Look for "Read out every word on this page." in the records below, then copy that line and every line after it, exactly and with nothing added.
start Given data
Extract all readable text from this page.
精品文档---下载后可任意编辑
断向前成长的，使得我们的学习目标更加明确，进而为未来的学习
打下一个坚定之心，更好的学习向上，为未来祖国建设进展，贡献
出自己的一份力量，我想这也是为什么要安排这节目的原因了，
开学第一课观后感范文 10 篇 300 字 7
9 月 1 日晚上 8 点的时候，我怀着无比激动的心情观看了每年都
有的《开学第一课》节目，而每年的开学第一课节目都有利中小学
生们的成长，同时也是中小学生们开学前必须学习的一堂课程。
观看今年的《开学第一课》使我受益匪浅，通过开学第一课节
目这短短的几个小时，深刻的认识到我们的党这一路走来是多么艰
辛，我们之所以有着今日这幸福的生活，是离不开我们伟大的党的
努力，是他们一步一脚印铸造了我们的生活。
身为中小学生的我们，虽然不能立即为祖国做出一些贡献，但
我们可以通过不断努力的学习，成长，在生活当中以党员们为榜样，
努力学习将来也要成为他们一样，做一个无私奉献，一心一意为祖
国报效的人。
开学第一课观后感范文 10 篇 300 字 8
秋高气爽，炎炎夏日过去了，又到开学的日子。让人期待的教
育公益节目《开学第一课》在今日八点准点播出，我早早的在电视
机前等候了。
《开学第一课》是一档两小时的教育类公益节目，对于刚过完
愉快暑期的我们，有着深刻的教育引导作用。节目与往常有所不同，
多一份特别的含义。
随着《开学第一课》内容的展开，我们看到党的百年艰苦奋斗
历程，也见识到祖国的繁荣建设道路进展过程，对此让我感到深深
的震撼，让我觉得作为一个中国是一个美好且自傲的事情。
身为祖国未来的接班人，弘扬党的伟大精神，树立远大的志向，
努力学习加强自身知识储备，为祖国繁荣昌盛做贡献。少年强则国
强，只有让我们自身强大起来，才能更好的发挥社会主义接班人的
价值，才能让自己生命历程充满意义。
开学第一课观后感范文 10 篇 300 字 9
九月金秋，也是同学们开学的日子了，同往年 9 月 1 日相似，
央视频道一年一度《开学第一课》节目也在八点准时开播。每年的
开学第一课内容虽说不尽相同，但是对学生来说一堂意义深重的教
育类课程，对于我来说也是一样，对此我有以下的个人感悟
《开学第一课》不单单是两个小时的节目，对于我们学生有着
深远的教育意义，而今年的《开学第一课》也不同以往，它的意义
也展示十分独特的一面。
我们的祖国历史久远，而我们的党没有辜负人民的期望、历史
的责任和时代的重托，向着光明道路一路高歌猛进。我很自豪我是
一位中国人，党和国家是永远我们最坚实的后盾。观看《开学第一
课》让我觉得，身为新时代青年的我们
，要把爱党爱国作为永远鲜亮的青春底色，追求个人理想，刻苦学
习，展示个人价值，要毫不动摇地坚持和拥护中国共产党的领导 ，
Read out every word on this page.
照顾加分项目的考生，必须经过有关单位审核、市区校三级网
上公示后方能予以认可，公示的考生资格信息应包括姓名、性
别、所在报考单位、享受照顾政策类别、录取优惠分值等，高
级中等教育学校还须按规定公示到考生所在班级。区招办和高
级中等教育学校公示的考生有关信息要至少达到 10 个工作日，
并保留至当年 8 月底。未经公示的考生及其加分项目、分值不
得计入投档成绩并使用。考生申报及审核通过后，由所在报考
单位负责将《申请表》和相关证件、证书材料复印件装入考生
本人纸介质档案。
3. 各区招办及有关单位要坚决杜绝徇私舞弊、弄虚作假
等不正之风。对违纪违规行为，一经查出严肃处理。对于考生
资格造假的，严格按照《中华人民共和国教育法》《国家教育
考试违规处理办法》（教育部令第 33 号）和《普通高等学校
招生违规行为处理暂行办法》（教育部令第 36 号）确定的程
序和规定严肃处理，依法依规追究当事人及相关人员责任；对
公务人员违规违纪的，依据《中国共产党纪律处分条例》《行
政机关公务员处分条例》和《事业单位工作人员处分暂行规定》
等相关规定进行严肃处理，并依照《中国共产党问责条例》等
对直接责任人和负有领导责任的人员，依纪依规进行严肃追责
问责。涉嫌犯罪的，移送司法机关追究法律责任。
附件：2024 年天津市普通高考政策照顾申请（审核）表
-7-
end Given data
Result of the task:
Read out every word on this page.
照顾加分项目的考生，必须经过有关单位审核、市区校三级网
上公示后方能予以认可，公示的考生资格信息应包括姓名、性
别、所在报考单位、享受照顾政策类别、录取优惠分值等，高
级中等教育学校还须按规定公示到考生所在班级。区招办和高
级中等教育学校公示的考生有关信息要至少达到 10 个工作日，
并保留至当年 8 月底。未经公示的考生及其加分项目、分值不
得计入投档成绩并使用。考生申报及审核通过后，由所在报考
单位负责将《申请表》和相关证件、证书材料复印件装入考生
本人纸介质档案。
3. 各区招办及有关单位要坚决杜绝徇私舞弊、弄虚作假
等不正之风。对违纪违规行为，一经查出严肃处理。对于考生
资格造假的，严格按照《中华人民共和国教育法》《国家教育
考试违规处理办法》（教育部令第 33 号）和《普通高等学校
招生违规行为处理暂行办法》（教育部令第 36 号）确定的程
序和规定严肃处理，依法依规追究当事人及相关人员责任；对
公务人员违规违纪的，依据《中国共产党纪律处分条例》《行
政机关公务员处分条例》和《事业单位工作人员处分暂行规定》
等相关规定进行严肃处理，并依照《中国共产党问责条例》等
对直接责任人和负有领导责任的人员，依纪依规进行严肃追责
问责。涉嫌犯罪的，移送司法机关追究法律责任。
附件：2024 年天津市普通高考政策照顾申请（审核）表
-7-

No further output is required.